» Short exercise
Gather up all lines that carry the word "screenshot".
Records for the task start
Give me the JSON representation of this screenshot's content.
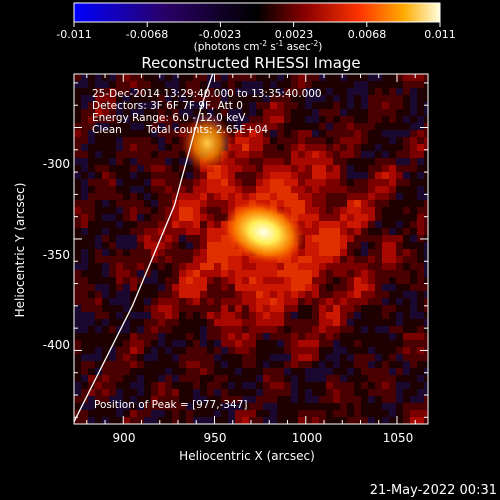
{
  "chart_data": {
    "type": "heatmap",
    "title": "Reconstructed RHESSI Image",
    "xlabel": "Heliocentric X (arcsec)",
    "ylabel": "Heliocentric Y (arcsec)",
    "xlim": [
      873,
      1067
    ],
    "ylim": [
      -433,
      -276
    ],
    "x_ticks": [
      900,
      950,
      1000,
      1050
    ],
    "y_ticks": [
      -300,
      -350,
      -400
    ],
    "colorbar": {
      "range": [
        -0.011,
        0.011
      ],
      "ticks": [
        "-0.011",
        "-0.0068",
        "-0.0023",
        "0.0023",
        "0.0068",
        "0.011"
      ],
      "label_main": "(photons cm",
      "label_exp1": "-2",
      "label_mid1": " s",
      "label_exp2": "-1",
      "label_mid2": " asec",
      "label_exp3": "-2",
      "label_end": ")"
    },
    "annotations": {
      "line1": "25-Dec-2014 13:29:40.000 to 13:35:40.000",
      "line2": "Detectors: 3F 6F 7F 9F, Att 0",
      "line3": "Energy Range: 6.0 - 12.0 keV",
      "line4_a": "Clean",
      "line4_b": "Total counts: 2.65E+04",
      "peak": "Position of Peak = [977,-347]"
    },
    "sources": [
      {
        "x": 977,
        "y": -347,
        "amplitude": 0.011
      },
      {
        "x": 946,
        "y": -307,
        "amplitude": 0.0068
      }
    ],
    "limb_curve": [
      [
        873,
        -432
      ],
      [
        905,
        -380
      ],
      [
        928,
        -335
      ],
      [
        943,
        -290
      ],
      [
        949,
        -276
      ]
    ],
    "footer_date": "21-May-2022 00:31"
  }
}
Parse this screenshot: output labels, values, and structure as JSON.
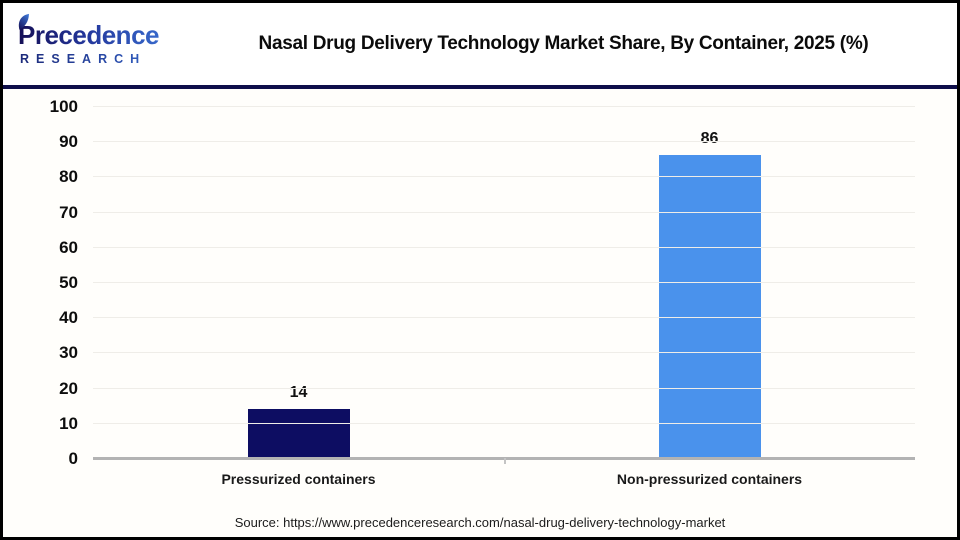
{
  "header": {
    "logo": {
      "line1": "Precedence",
      "line2": "RESEARCH"
    },
    "title": "Nasal Drug Delivery Technology Market Share, By Container, 2025 (%)"
  },
  "chart_data": {
    "type": "bar",
    "title": "Nasal Drug Delivery Technology Market Share, By Container, 2025 (%)",
    "categories": [
      "Pressurized containers",
      "Non-pressurized containers"
    ],
    "values": [
      14,
      86
    ],
    "value_labels": [
      "14",
      "86"
    ],
    "bar_colors": [
      "#0d0d62",
      "#4a92ec"
    ],
    "xlabel": "",
    "ylabel": "",
    "ylim": [
      0,
      100
    ],
    "yticks": [
      0,
      10,
      20,
      30,
      40,
      50,
      60,
      70,
      80,
      90,
      100
    ],
    "grid": true,
    "legend": "none"
  },
  "footer": {
    "source": "Source: https://www.precedenceresearch.com/nasal-drug-delivery-technology-market"
  },
  "colors": {
    "bar_pressurized": "#0d0d62",
    "bar_non_pressurized": "#4a92ec",
    "header_rule": "#0e0e4a",
    "axis_line": "#b3b3b3",
    "gridline": "#efede8",
    "logo_navy": "#150f56",
    "logo_blue": "#3f7bdc"
  }
}
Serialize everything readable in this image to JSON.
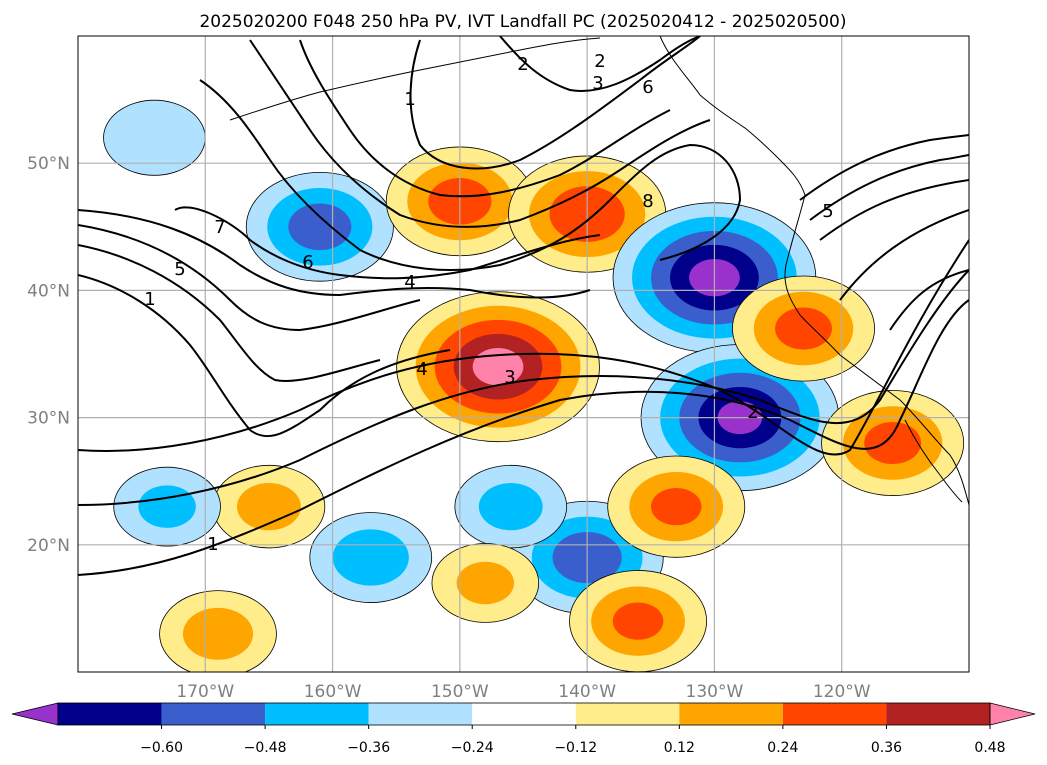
{
  "chart_data": {
    "type": "heatmap",
    "title": "2025020200 F048 250 hPa PV, IVT Landfall PC (2025020412 - 2025020500)",
    "x_ticks": [
      "170°W",
      "160°W",
      "150°W",
      "140°W",
      "130°W",
      "120°W"
    ],
    "x_tick_values": [
      -170,
      -160,
      -150,
      -140,
      -130,
      -120
    ],
    "y_ticks": [
      "20°N",
      "30°N",
      "40°N",
      "50°N"
    ],
    "y_tick_values": [
      20,
      30,
      40,
      50
    ],
    "xlim": [
      -180,
      -110
    ],
    "ylim": [
      10,
      60
    ],
    "grid": true,
    "colorbar": {
      "levels": [
        -0.6,
        -0.48,
        -0.36,
        -0.24,
        -0.12,
        0.12,
        0.24,
        0.36,
        0.48,
        0.6
      ],
      "tick_labels": [
        "−0.60",
        "−0.48",
        "−0.36",
        "−0.24",
        "−0.12",
        "0.12",
        "0.24",
        "0.36",
        "0.48",
        "0.60"
      ],
      "colors": [
        "#9932cc",
        "#00008b",
        "#3a5fcd",
        "#00bfff",
        "#b0e2ff",
        "#ffffff",
        "#ffec8b",
        "#ffa500",
        "#ff4500",
        "#b22222",
        "#ff82ab"
      ],
      "extend": "both"
    },
    "pv_contour_labels": [
      "1",
      "1",
      "1",
      "2",
      "2",
      "2",
      "3",
      "3",
      "4",
      "4",
      "5",
      "5",
      "6",
      "6",
      "7",
      "8"
    ],
    "anomaly_centers": [
      {
        "lon": -161,
        "lat": 45,
        "value": -0.4
      },
      {
        "lon": -150,
        "lat": 47,
        "value": 0.4
      },
      {
        "lon": -140,
        "lat": 46,
        "value": 0.44
      },
      {
        "lon": -130,
        "lat": 41,
        "value": -0.62
      },
      {
        "lon": -128,
        "lat": 30,
        "value": -0.6
      },
      {
        "lon": -147,
        "lat": 34,
        "value": 0.62
      },
      {
        "lon": -123,
        "lat": 37,
        "value": 0.38
      },
      {
        "lon": -116,
        "lat": 28,
        "value": 0.38
      },
      {
        "lon": -140,
        "lat": 19,
        "value": -0.42
      },
      {
        "lon": -157,
        "lat": 19,
        "value": -0.3
      },
      {
        "lon": -146,
        "lat": 23,
        "value": -0.26
      },
      {
        "lon": -133,
        "lat": 23,
        "value": 0.36
      },
      {
        "lon": -136,
        "lat": 14,
        "value": 0.36
      },
      {
        "lon": -165,
        "lat": 23,
        "value": 0.26
      },
      {
        "lon": -173,
        "lat": 23,
        "value": -0.24
      },
      {
        "lon": -148,
        "lat": 17,
        "value": 0.24
      },
      {
        "lon": -169,
        "lat": 13,
        "value": 0.28
      },
      {
        "lon": -174,
        "lat": 52,
        "value": -0.22
      }
    ]
  }
}
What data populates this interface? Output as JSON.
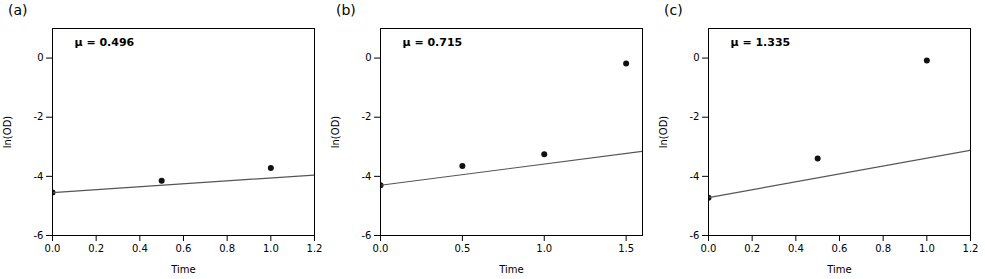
{
  "chart_data": [
    {
      "type": "scatter",
      "title": "(a)",
      "annotation": "μ = 0.496",
      "xlabel": "Time",
      "ylabel": "ln(OD)",
      "xlim": [
        0.0,
        1.2
      ],
      "ylim": [
        -6,
        1
      ],
      "xticks": [
        {
          "value": 0.0,
          "label": "0.0"
        },
        0.2,
        0.4,
        0.6,
        0.8,
        {
          "value": 1.0,
          "label": "1.0"
        },
        1.2
      ],
      "yticks": [
        -6,
        -4,
        -2,
        0
      ],
      "series": [
        {
          "type": "scatter",
          "color": "#111111",
          "x": [
            0.0,
            0.5,
            1.0
          ],
          "values": [
            -4.55,
            -4.15,
            -3.72
          ]
        },
        {
          "type": "line",
          "color": "#555555",
          "x": [
            0.0,
            1.2
          ],
          "values": [
            -4.55,
            -3.9548
          ]
        }
      ]
    },
    {
      "type": "scatter",
      "title": "(b)",
      "annotation": "μ = 0.715",
      "xlabel": "Time",
      "ylabel": "ln(OD)",
      "xlim": [
        0.0,
        1.6
      ],
      "ylim": [
        -6,
        1
      ],
      "xticks": [
        {
          "value": 0.0,
          "label": "0.0"
        },
        0.5,
        {
          "value": 1.0,
          "label": "1.0"
        },
        1.5
      ],
      "yticks": [
        -6,
        -4,
        -2,
        0
      ],
      "series": [
        {
          "type": "scatter",
          "color": "#111111",
          "x": [
            0.0,
            0.5,
            1.0,
            1.5
          ],
          "values": [
            -4.3,
            -3.65,
            -3.25,
            -0.18
          ]
        },
        {
          "type": "line",
          "color": "#555555",
          "x": [
            0.0,
            1.6
          ],
          "values": [
            -4.3,
            -3.156
          ]
        }
      ]
    },
    {
      "type": "scatter",
      "title": "(c)",
      "annotation": "μ = 1.335",
      "xlabel": "Time",
      "ylabel": "ln(OD)",
      "xlim": [
        0.0,
        1.2
      ],
      "ylim": [
        -6,
        1
      ],
      "xticks": [
        {
          "value": 0.0,
          "label": "0.0"
        },
        0.2,
        0.4,
        0.6,
        0.8,
        {
          "value": 1.0,
          "label": "1.0"
        },
        1.2
      ],
      "yticks": [
        -6,
        -4,
        -2,
        0
      ],
      "series": [
        {
          "type": "scatter",
          "color": "#111111",
          "x": [
            0.0,
            0.5,
            1.0
          ],
          "values": [
            -4.72,
            -3.4,
            -0.08
          ]
        },
        {
          "type": "line",
          "color": "#555555",
          "x": [
            0.0,
            1.2
          ],
          "values": [
            -4.72,
            -3.118
          ]
        }
      ]
    }
  ]
}
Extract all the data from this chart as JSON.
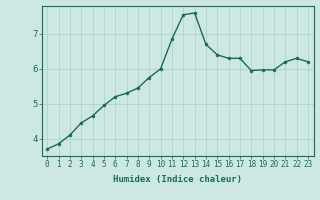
{
  "x": [
    0,
    1,
    2,
    3,
    4,
    5,
    6,
    7,
    8,
    9,
    10,
    11,
    12,
    13,
    14,
    15,
    16,
    17,
    18,
    19,
    20,
    21,
    22,
    23
  ],
  "y": [
    3.7,
    3.85,
    4.1,
    4.45,
    4.65,
    4.95,
    5.2,
    5.3,
    5.45,
    5.75,
    6.0,
    6.85,
    7.55,
    7.6,
    6.7,
    6.4,
    6.3,
    6.3,
    5.95,
    5.97,
    5.97,
    6.2,
    6.3,
    6.2
  ],
  "xlabel": "Humidex (Indice chaleur)",
  "background_color": "#cde8e4",
  "line_color": "#1a6b5a",
  "grid_color": "#b0d8d0",
  "ylim": [
    3.5,
    7.8
  ],
  "xlim": [
    -0.5,
    23.5
  ],
  "yticks": [
    4,
    5,
    6,
    7
  ],
  "xticks": [
    0,
    1,
    2,
    3,
    4,
    5,
    6,
    7,
    8,
    9,
    10,
    11,
    12,
    13,
    14,
    15,
    16,
    17,
    18,
    19,
    20,
    21,
    22,
    23
  ],
  "marker_size": 2,
  "line_width": 1.0,
  "tick_fontsize": 5.5,
  "xlabel_fontsize": 6.5,
  "ytick_fontsize": 6.5
}
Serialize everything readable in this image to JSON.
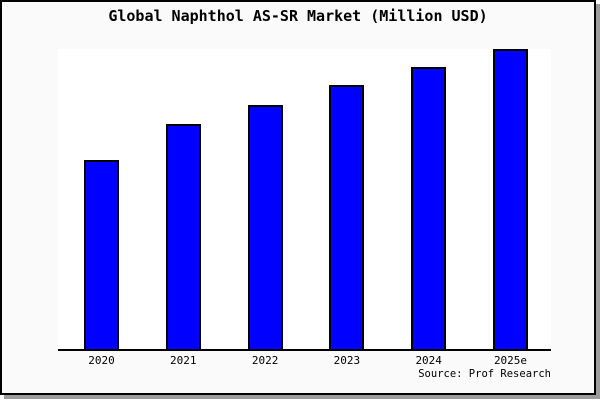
{
  "figure": {
    "background_color": "#fafafa",
    "plot_background_color": "#ffffff",
    "frame_color": "#000000",
    "shadow_color": "#9c9c9c"
  },
  "chart_data": {
    "type": "bar",
    "title": "Global Naphthol AS-SR Market (Million USD)",
    "categories": [
      "2020",
      "2021",
      "2022",
      "2023",
      "2024",
      "2025e"
    ],
    "values": [
      63,
      75,
      81.5,
      88,
      94,
      100
    ],
    "values_note": "relative scale estimated from bar heights; no y-axis tick labels shown (2025e bar = 100)",
    "xlabel": "",
    "ylabel": "",
    "ylim": [
      0,
      100
    ],
    "grid": false,
    "legend": "none",
    "bar_color": "#0000fe",
    "bar_edge_color": "#000000",
    "source_note": "Source: Prof Research"
  }
}
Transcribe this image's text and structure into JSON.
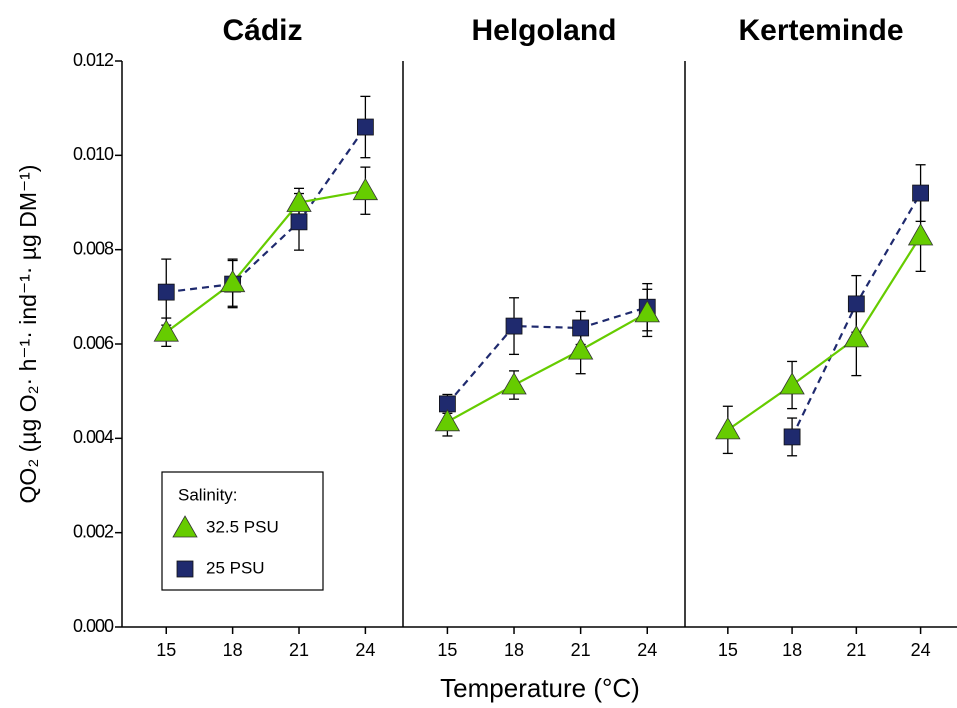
Records for the task end
» Reply
Give me the JSON representation of this screenshot's content.
Parse this screenshot: output labels, values, and structure as JSON.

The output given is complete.